Reproduce each record exactly.

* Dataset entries
····················
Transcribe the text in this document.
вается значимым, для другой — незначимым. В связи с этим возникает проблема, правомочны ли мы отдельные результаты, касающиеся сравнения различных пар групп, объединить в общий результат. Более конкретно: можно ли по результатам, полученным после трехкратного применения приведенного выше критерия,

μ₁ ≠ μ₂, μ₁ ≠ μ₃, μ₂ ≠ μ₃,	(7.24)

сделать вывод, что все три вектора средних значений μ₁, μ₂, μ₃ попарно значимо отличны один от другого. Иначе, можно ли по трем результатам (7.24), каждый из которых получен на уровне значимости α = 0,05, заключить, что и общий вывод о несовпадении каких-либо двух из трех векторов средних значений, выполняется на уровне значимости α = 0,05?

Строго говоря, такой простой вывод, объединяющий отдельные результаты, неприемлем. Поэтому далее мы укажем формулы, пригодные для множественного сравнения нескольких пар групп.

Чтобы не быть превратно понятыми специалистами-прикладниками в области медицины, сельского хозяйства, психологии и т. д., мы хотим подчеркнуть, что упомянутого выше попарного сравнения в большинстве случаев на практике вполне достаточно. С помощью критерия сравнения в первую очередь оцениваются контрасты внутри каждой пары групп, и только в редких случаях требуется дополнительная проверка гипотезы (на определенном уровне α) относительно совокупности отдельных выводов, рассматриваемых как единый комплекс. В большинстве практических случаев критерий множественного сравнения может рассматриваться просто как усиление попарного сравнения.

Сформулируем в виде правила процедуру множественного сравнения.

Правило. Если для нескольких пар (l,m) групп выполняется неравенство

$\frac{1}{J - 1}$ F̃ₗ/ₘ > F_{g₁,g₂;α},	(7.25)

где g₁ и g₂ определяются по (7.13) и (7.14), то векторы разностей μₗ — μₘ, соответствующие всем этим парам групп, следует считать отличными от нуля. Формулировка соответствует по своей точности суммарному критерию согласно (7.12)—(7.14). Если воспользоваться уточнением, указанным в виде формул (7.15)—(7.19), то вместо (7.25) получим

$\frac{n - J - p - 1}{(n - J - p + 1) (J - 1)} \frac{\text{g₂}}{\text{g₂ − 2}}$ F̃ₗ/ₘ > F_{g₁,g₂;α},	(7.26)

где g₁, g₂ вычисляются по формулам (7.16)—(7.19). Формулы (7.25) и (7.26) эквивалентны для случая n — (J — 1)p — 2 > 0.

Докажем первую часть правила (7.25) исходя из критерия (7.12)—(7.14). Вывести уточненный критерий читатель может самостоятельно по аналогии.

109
····················
* FINISHED TASK
Transcribe the text in this document.
вается значимым, для другой — незначимым. В связи с этим возникает проблема, правомочны ли мы отдельные результаты, касающиеся сравнения различных пар групп, объединить в общий результат. Более конкретно: можно ли по результатам, полученным после трехкратного применения приведенного выше критерия,

μ₁ ≠ μ₂, μ₁ ≠ μ₃, μ₂ ≠ μ₃,	(7.24)

сделать вывод, что все три вектора средних значений μ₁, μ₂, μ₃ попарно значимо отличны один от другого. Иначе, можно ли по трем результатам (7.24), каждый из которых получен на уровне значимости α = 0,05, заключить, что и общий вывод о несовпадении каких-либо двух из трех векторов средних значений, выполняется на уровне значимости α = 0,05?

Строго говоря, такой простой вывод, объединяющий отдельные результаты, неприемлем. Поэтому далее мы укажем формулы, пригодные для множественного сравнения нескольких пар групп.

Чтобы не быть превратно понятыми специалистами-прикладниками в области медицины, сельского хозяйства, психологии и т. д., мы хотим подчеркнуть, что упомянутого выше попарного сравнения в большинстве случаев на практике вполне достаточно. С помощью критерия сравнения в первую очередь оцениваются контрасты внутри каждой пары групп, и только в редких случаях требуется дополнительная проверка гипотезы (на определенном уровне α) относительно совокупности отдельных выводов, рассматриваемых как единый комплекс. В большинстве практических случаев критерий множественного сравнения может рассматриваться просто как усиление попарного сравнения.

Сформулируем в виде правила процедуру множественного сравнения.

Правило. Если для нескольких пар (l,m) групп выполняется неравенство

$\frac{1}{J - 1}$ F̃ₗ/ₘ > F_{g₁,g₂;α},	(7.25)

где g₁ и g₂ определяются по (7.13) и (7.14), то векторы разностей μₗ — μₘ, соответствующие всем этим парам групп, следует считать отличными от нуля. Формулировка соответствует по своей точности суммарному критерию согласно (7.12)—(7.14). Если воспользоваться уточнением, указанным в виде формул (7.15)—(7.19), то вместо (7.25) получим

$\frac{n - J - p - 1}{(n - J - p + 1) (J - 1)} \frac{\text{g₂}}{\text{g₂ − 2}}$ F̃ₗ/ₘ > F_{g₁,g₂;α},	(7.26)

где g₁, g₂ вычисляются по формулам (7.16)—(7.19). Формулы (7.25) и (7.26) эквивалентны для случая n — (J — 1)p — 2 > 0.

Докажем первую часть правила (7.25) исходя из критерия (7.12)—(7.14). Вывести уточненный критерий читатель может самостоятельно по аналогии.

109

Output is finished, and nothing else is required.